▶ Exercise directions: Collect from the data below each line with "unlinking".

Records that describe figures
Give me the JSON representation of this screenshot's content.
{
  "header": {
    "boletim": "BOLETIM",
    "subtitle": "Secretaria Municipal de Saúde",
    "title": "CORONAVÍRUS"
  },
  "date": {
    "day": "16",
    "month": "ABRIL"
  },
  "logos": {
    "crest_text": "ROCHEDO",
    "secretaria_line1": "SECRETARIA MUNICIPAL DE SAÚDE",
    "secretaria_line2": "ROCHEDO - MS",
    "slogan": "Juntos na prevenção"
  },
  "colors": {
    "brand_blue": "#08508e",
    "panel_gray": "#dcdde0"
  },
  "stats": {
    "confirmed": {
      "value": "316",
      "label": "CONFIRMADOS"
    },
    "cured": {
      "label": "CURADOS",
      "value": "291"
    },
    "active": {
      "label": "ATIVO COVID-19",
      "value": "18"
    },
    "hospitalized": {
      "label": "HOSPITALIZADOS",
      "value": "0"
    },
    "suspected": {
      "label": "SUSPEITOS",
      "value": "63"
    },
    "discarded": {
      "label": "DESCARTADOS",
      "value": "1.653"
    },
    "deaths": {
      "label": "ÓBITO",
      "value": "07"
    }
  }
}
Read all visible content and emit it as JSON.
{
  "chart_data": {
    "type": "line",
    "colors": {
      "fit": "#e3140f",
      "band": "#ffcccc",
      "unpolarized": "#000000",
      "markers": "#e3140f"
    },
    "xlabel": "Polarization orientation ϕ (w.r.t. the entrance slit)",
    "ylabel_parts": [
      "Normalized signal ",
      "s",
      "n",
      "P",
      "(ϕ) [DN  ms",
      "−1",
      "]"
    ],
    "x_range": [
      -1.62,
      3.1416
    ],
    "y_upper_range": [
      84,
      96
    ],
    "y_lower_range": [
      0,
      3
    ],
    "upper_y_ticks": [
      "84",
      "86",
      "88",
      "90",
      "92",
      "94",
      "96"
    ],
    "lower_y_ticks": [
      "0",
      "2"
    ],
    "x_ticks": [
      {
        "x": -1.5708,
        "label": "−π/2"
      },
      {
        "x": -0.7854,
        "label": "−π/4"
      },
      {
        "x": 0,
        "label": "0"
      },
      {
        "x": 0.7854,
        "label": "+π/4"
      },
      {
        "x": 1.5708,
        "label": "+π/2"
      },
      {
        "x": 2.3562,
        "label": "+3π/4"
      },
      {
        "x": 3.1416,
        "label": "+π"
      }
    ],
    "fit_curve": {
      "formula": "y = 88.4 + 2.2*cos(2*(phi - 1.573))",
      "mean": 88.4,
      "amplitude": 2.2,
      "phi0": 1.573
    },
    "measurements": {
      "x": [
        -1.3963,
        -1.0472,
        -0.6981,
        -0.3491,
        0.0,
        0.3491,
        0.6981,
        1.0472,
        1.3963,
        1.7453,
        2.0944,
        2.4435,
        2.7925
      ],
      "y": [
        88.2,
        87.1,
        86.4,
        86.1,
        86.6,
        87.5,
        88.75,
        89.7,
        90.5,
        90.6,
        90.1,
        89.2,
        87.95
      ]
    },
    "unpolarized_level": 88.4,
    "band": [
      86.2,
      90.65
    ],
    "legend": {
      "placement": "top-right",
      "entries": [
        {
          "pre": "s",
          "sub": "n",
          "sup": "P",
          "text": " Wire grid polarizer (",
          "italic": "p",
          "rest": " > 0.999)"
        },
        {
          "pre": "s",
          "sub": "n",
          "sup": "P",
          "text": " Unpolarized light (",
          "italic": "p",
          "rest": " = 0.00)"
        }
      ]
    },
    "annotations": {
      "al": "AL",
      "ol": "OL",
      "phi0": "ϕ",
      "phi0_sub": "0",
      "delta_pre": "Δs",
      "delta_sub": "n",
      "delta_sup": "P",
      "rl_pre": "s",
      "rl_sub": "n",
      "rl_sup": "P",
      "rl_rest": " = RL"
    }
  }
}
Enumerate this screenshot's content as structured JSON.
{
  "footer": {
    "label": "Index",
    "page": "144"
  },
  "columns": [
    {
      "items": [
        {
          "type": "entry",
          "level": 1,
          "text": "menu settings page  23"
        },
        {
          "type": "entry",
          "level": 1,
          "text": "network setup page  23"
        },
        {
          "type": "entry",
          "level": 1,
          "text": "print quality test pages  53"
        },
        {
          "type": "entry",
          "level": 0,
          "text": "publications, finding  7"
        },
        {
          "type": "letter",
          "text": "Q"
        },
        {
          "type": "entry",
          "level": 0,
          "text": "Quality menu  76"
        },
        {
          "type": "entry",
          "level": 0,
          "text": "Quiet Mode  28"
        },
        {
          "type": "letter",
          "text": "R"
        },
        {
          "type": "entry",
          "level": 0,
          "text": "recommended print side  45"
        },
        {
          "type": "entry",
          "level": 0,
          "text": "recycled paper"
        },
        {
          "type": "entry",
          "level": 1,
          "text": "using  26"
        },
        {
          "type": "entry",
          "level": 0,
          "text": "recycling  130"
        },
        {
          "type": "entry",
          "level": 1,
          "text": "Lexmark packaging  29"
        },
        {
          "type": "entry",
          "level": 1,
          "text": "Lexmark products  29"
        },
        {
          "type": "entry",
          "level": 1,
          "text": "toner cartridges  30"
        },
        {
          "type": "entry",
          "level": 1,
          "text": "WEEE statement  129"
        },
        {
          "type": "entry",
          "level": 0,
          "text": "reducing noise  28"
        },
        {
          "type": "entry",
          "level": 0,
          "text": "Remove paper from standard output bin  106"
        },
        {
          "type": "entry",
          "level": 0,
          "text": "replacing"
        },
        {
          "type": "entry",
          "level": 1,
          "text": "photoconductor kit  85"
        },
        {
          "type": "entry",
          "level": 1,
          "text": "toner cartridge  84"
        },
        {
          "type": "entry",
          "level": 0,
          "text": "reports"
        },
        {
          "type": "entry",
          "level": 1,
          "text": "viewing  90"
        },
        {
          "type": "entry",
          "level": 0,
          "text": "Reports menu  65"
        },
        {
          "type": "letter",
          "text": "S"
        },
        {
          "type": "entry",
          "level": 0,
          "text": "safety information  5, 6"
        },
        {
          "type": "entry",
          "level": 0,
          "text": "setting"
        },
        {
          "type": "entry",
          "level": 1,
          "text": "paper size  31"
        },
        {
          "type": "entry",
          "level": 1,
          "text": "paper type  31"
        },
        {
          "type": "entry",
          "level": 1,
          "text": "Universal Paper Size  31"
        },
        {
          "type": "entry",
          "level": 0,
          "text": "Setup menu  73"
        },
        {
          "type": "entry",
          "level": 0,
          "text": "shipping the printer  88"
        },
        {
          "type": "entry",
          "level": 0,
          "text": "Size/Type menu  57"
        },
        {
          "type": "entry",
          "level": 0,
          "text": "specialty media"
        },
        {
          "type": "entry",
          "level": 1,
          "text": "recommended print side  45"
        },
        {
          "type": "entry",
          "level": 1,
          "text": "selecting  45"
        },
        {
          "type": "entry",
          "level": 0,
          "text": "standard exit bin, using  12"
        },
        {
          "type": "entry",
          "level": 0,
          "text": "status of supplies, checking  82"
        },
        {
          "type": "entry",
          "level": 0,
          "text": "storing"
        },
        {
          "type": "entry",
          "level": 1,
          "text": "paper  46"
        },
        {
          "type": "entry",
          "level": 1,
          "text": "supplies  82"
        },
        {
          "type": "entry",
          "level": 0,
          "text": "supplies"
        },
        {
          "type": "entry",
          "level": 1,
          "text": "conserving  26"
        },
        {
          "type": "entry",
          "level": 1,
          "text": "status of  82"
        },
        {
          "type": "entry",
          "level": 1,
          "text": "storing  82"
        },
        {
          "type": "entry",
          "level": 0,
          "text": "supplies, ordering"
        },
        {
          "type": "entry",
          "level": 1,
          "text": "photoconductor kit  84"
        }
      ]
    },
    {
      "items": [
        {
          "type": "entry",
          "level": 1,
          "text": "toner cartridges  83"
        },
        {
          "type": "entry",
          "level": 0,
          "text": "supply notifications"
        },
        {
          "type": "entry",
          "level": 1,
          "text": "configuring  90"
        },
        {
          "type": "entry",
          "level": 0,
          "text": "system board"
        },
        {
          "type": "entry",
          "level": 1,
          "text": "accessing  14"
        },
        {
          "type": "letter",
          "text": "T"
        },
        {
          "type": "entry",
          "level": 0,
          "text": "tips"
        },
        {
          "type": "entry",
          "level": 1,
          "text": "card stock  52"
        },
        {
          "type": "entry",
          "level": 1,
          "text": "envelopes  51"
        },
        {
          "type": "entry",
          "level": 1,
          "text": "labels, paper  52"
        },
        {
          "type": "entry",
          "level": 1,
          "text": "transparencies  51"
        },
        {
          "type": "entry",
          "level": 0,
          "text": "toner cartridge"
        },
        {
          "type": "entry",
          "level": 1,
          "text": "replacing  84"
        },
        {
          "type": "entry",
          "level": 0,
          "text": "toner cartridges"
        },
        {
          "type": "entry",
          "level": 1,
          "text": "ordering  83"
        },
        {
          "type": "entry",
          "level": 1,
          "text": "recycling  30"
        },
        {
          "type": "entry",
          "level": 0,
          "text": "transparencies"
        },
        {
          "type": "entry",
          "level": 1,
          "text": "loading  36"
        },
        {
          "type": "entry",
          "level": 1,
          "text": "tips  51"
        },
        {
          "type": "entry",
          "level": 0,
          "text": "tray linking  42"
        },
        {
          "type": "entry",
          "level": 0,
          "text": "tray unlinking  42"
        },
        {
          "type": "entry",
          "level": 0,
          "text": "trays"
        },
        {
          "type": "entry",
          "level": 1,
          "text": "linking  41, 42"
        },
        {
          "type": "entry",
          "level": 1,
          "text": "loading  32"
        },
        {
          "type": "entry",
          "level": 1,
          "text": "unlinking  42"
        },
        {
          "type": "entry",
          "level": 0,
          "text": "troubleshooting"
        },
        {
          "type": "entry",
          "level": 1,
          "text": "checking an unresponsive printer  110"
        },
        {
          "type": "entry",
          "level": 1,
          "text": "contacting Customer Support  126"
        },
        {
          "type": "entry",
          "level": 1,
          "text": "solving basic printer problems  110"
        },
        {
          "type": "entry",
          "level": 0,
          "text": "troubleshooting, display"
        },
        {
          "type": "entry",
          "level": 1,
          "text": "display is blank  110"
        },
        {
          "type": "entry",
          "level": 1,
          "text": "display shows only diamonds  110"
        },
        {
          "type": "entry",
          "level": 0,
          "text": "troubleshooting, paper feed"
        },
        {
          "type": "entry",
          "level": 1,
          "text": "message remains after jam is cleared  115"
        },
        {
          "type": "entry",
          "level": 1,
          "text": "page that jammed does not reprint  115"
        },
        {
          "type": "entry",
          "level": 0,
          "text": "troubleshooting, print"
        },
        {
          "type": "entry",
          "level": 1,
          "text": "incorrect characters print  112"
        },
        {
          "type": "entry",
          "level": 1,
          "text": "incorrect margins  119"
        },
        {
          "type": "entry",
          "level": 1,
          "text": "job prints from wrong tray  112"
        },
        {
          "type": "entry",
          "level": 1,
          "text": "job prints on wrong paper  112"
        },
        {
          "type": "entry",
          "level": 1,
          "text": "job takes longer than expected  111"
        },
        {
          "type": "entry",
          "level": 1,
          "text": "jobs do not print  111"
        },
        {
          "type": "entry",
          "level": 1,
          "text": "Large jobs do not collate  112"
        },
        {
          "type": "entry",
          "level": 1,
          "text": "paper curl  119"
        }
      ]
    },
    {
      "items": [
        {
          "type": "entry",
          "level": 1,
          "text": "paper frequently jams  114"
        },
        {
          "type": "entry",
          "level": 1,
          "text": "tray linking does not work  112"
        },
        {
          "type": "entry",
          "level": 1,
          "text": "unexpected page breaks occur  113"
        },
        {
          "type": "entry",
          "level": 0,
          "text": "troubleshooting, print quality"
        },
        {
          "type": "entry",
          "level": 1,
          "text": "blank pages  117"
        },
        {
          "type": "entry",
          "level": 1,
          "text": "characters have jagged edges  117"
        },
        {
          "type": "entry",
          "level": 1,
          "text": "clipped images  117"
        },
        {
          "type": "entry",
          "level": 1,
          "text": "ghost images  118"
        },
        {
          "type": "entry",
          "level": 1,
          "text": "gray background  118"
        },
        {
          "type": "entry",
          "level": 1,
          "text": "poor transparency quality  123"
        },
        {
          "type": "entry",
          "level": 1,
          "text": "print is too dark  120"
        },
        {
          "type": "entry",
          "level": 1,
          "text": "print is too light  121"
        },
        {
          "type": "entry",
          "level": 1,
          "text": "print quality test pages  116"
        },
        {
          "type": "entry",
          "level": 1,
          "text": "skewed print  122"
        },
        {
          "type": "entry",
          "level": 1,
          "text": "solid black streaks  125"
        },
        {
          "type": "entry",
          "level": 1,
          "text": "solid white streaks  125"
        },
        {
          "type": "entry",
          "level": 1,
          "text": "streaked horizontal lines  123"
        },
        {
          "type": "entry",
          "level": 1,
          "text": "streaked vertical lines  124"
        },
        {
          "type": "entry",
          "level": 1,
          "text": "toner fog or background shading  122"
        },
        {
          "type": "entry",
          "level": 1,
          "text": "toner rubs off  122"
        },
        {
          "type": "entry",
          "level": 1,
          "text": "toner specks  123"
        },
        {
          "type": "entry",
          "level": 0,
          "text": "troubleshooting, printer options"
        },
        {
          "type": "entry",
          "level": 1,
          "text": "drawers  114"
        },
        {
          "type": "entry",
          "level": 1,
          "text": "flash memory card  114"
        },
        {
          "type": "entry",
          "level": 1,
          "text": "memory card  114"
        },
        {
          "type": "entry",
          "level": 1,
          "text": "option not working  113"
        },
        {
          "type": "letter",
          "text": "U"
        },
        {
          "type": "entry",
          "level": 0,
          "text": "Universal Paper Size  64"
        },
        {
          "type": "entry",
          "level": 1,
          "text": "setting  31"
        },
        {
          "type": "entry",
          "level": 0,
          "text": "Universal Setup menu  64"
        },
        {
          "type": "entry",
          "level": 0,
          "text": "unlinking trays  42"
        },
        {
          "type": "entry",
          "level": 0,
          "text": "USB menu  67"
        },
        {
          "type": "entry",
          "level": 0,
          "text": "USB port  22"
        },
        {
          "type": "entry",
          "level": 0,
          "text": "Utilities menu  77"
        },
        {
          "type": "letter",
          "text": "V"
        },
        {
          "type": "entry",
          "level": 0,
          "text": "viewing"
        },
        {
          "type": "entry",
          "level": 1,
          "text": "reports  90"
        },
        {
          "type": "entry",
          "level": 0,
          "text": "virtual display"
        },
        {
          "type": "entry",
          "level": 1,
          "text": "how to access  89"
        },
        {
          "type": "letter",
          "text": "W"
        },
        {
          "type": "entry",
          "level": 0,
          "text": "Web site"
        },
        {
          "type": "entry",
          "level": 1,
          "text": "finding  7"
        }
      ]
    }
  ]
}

▶ Exercise result:
          "text": "tray unlinking  42"
          "text": "unlinking  42"
          "text": "unlinking trays  42"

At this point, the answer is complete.